## [Problem to solve]
Copy the lines of the material below exactly, beginning with the line that contains "bar-top-face: [153, 519, 267, 542]" and ending with the line that contains "bar-2018: [1297, 1215, 1411, 1328]", including both. Give only those lines.
◇ ◇ ◇
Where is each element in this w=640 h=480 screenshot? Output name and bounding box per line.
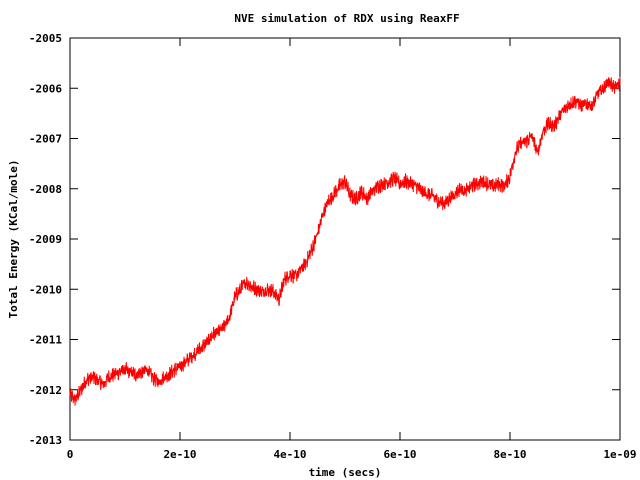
y-tick-labels: -2013 -2012 -2011 -2010 -2009 -2008 -2007 -2006… [29, 32, 62, 447]
x-axis-label: time (secs) [309, 466, 382, 479]
chart-title: NVE simulation of RDX using ReaxFF [234, 12, 459, 25]
x-tick-label: 8e-10 [493, 448, 526, 461]
x-tick-label: 6e-10 [383, 448, 416, 461]
x-tick-label: 1e-09 [603, 448, 636, 461]
axis-ticks [69, 37, 621, 441]
series-line [69, 77, 621, 406]
y-tick-label: -2013 [29, 434, 62, 447]
x-tick-labels: 0 2e-10 4e-10 6e-10 8e-10 1e-09 [67, 448, 637, 461]
y-tick-label: -2006 [29, 82, 62, 95]
plot-border [69, 37, 621, 441]
y-tick-label: -2005 [29, 32, 62, 45]
x-tick-label: 4e-10 [273, 448, 306, 461]
x-tick-label: 2e-10 [163, 448, 196, 461]
y-tick-label: -2009 [29, 233, 62, 246]
y-tick-label: -2011 [29, 334, 62, 347]
x-tick-label: 0 [67, 448, 74, 461]
y-tick-label: -2007 [29, 133, 62, 146]
y-tick-label: -2012 [29, 384, 62, 397]
y-tick-label: -2010 [29, 283, 62, 296]
plot-area [69, 37, 621, 441]
y-axis-label: Total Energy (KCal/mole) [7, 160, 20, 319]
y-tick-label: -2008 [29, 183, 62, 196]
series-group [69, 77, 621, 406]
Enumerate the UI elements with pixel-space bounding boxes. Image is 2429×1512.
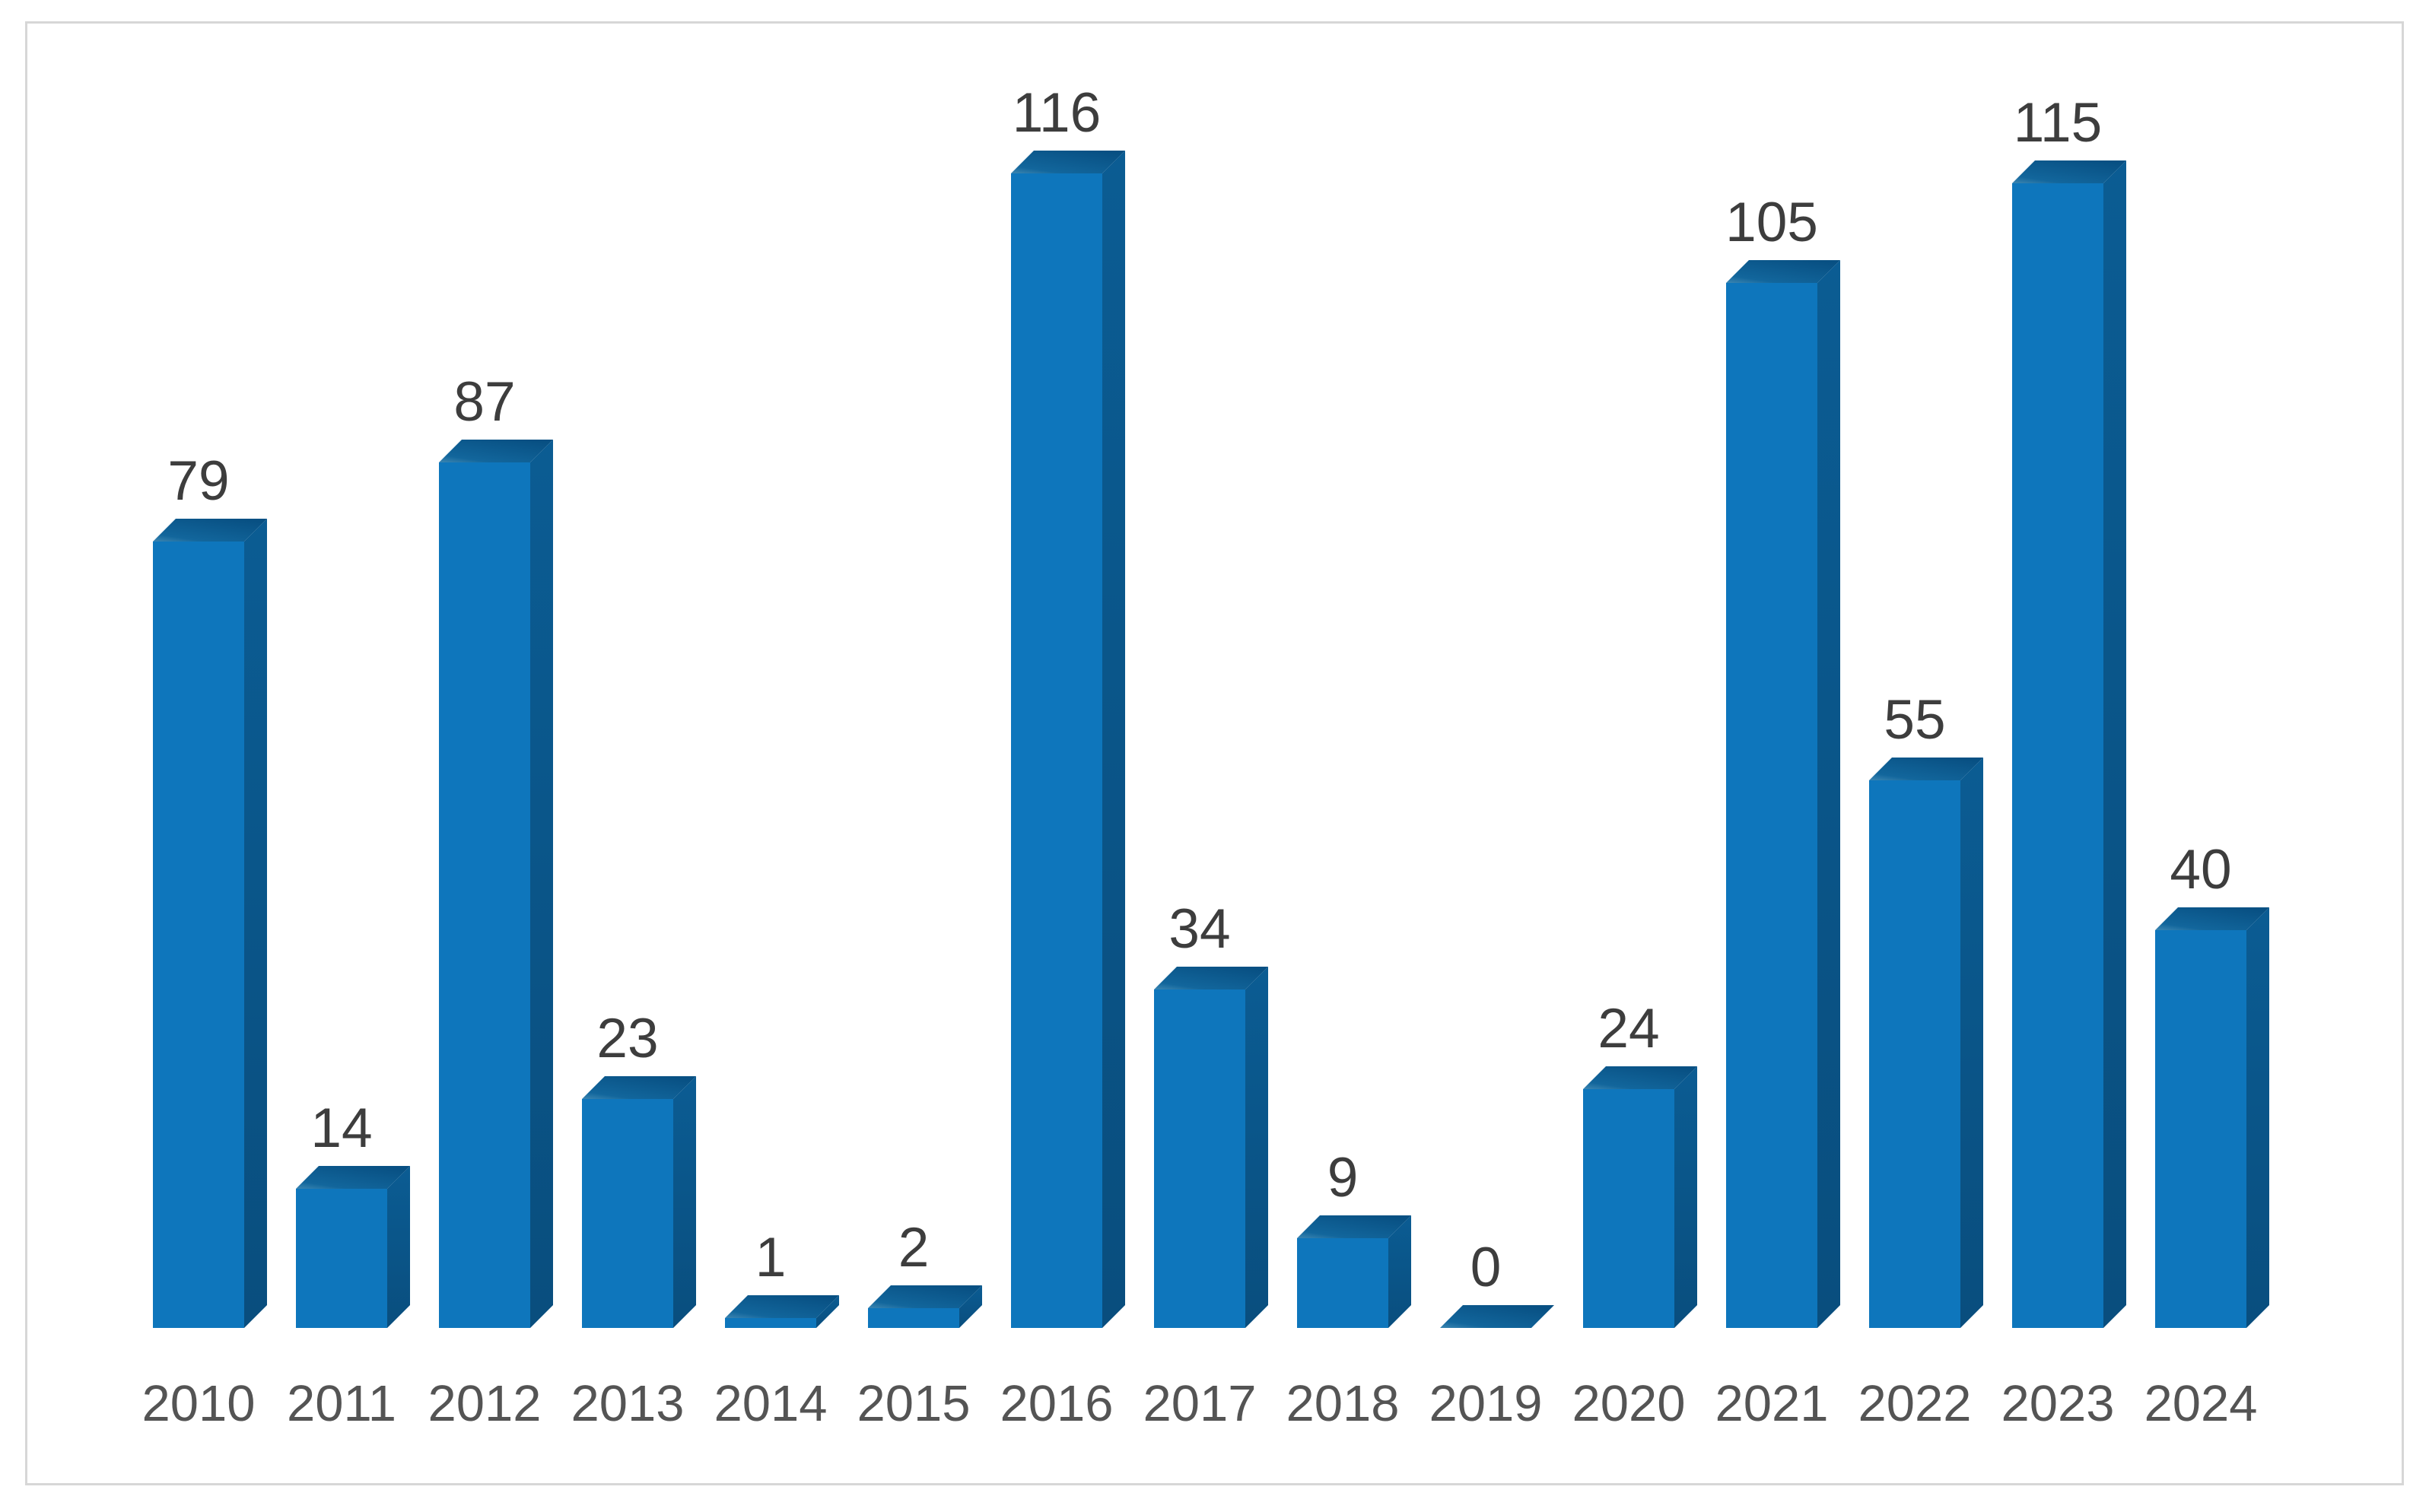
bar-top-face: [153, 519, 267, 542]
category-label-2015: 2015: [857, 1375, 970, 1432]
bar-2010: [153, 519, 267, 1328]
bar-2014: [725, 1295, 839, 1328]
category-label-2014: 2014: [714, 1375, 827, 1432]
category-label-2017: 2017: [1143, 1375, 1256, 1432]
value-label-2021: 105: [1725, 192, 1818, 253]
category-label-2016: 2016: [1000, 1375, 1113, 1432]
value-label-2012: 87: [453, 371, 515, 433]
value-label-2013: 23: [596, 1008, 658, 1069]
bar-side-face: [816, 1295, 839, 1328]
bar-2022: [1869, 758, 1983, 1328]
bar-top-face: [1869, 758, 1983, 780]
bar-top-face: [1583, 1066, 1697, 1089]
value-label-2022: 55: [1884, 689, 1945, 751]
bar-front-face: [1583, 1089, 1674, 1328]
bar-2016: [1011, 151, 1125, 1328]
bar-side-face: [2103, 160, 2126, 1328]
category-label-2022: 2022: [1858, 1375, 1971, 1432]
bar-top-face: [1297, 1215, 1411, 1238]
value-label-2014: 1: [755, 1227, 787, 1288]
bar-2018: [1297, 1215, 1411, 1328]
value-label-2010: 79: [167, 450, 229, 512]
bar-side-face: [1817, 260, 1840, 1328]
value-label-2023: 115: [2014, 92, 2102, 154]
bar-2015: [868, 1285, 982, 1328]
bar-2013: [582, 1076, 696, 1328]
bar-top-face: [1726, 260, 1840, 283]
bar-side-face: [1245, 967, 1268, 1328]
bar-side-face: [1674, 1066, 1697, 1328]
value-label-2024: 40: [2170, 839, 2231, 901]
bar-front-face: [1726, 283, 1817, 1328]
bar-2011: [296, 1166, 410, 1328]
value-label-2018: 9: [1327, 1147, 1359, 1209]
bar-front-face: [2155, 930, 2246, 1328]
bar-front-face: [1154, 989, 1245, 1328]
bar-top-face: [1440, 1305, 1554, 1328]
bar-top-face: [1011, 151, 1125, 173]
bar-front-face: [1869, 780, 1960, 1328]
bar-2019: [1440, 1305, 1554, 1328]
bars-group: [153, 151, 2269, 1328]
bar-top-face: [439, 440, 553, 462]
bar-front-face: [1011, 173, 1102, 1328]
bar-side-face: [1388, 1215, 1411, 1328]
bar-side-face: [959, 1285, 982, 1328]
labels-group: 79 2010 14 2011 87 2012 23 2013 1 2014 2 2015 116 201…: [141, 82, 2257, 1432]
value-label-2017: 34: [1168, 898, 1230, 960]
bar-front-face: [725, 1318, 816, 1328]
bar-top-face: [725, 1295, 839, 1318]
bar-front-face: [2012, 183, 2103, 1328]
category-label-2012: 2012: [428, 1375, 541, 1432]
bar-top-face: [1154, 967, 1268, 989]
bar-top-face: [582, 1076, 696, 1099]
category-label-2018: 2018: [1286, 1375, 1399, 1432]
bar-2024: [2155, 907, 2269, 1328]
bar-2020: [1583, 1066, 1697, 1328]
category-label-2023: 2023: [2001, 1375, 2114, 1432]
bar-side-face: [387, 1166, 410, 1328]
bar-2023: [2012, 160, 2126, 1328]
bar-side-face: [673, 1076, 696, 1328]
bar-side-face: [1102, 151, 1125, 1328]
bar-side-face: [1960, 758, 1983, 1328]
value-label-2019: 0: [1470, 1237, 1502, 1298]
bar-front-face: [868, 1308, 959, 1328]
bar-top-face: [296, 1166, 410, 1189]
bar-side-face: [244, 519, 267, 1328]
category-label-2019: 2019: [1429, 1375, 1542, 1432]
bar-top-face: [2012, 160, 2126, 183]
bar-front-face: [582, 1099, 673, 1328]
bar-2017: [1154, 967, 1268, 1328]
category-label-2010: 2010: [141, 1375, 255, 1432]
bar-front-face: [439, 462, 530, 1328]
bar-2021: [1726, 260, 1840, 1328]
value-label-2011: 14: [310, 1097, 372, 1159]
bar-front-face: [1297, 1238, 1388, 1328]
bar-front-face: [296, 1189, 387, 1328]
value-label-2015: 2: [898, 1217, 930, 1279]
bar-top-face: [868, 1285, 982, 1308]
bar-front-face: [153, 542, 244, 1328]
bar-top-face: [2155, 907, 2269, 930]
bar-2012: [439, 440, 553, 1328]
category-label-2021: 2021: [1715, 1375, 1828, 1432]
bar-side-face: [2246, 907, 2269, 1328]
value-label-2020: 24: [1598, 998, 1659, 1059]
category-label-2011: 2011: [287, 1375, 396, 1432]
category-label-2020: 2020: [1572, 1375, 1685, 1432]
category-label-2024: 2024: [2144, 1375, 2257, 1432]
bar-side-face: [530, 440, 553, 1328]
value-label-2016: 116: [1013, 82, 1101, 144]
category-label-2013: 2013: [571, 1375, 684, 1432]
◇ ◇ ◇
## [Answer to the exercise]
bar-top-face: [153, 519, 267, 542]
category-label-2015: 2015: [857, 1375, 970, 1432]
bar-2010: [153, 519, 267, 1328]
bar-2014: [725, 1295, 839, 1328]
category-label-2014: 2014: [714, 1375, 827, 1432]
category-label-2017: 2017: [1143, 1375, 1256, 1432]
value-label-2021: 105: [1725, 192, 1818, 253]
category-label-2016: 2016: [1000, 1375, 1113, 1432]
value-label-2012: 87: [453, 371, 515, 433]
value-label-2013: 23: [596, 1008, 658, 1069]
bar-side-face: [816, 1295, 839, 1328]
bar-2022: [1869, 758, 1983, 1328]
bar-top-face: [1869, 758, 1983, 780]
bar-top-face: [1583, 1066, 1697, 1089]
value-label-2022: 55: [1884, 689, 1945, 751]
bar-front-face: [1583, 1089, 1674, 1328]
bar-2016: [1011, 151, 1125, 1328]
bar-side-face: [2103, 160, 2126, 1328]
category-label-2022: 2022: [1858, 1375, 1971, 1432]
bar-top-face: [1297, 1215, 1411, 1238]
value-label-2014: 1: [755, 1227, 787, 1288]
bar-2018: [1297, 1215, 1411, 1328]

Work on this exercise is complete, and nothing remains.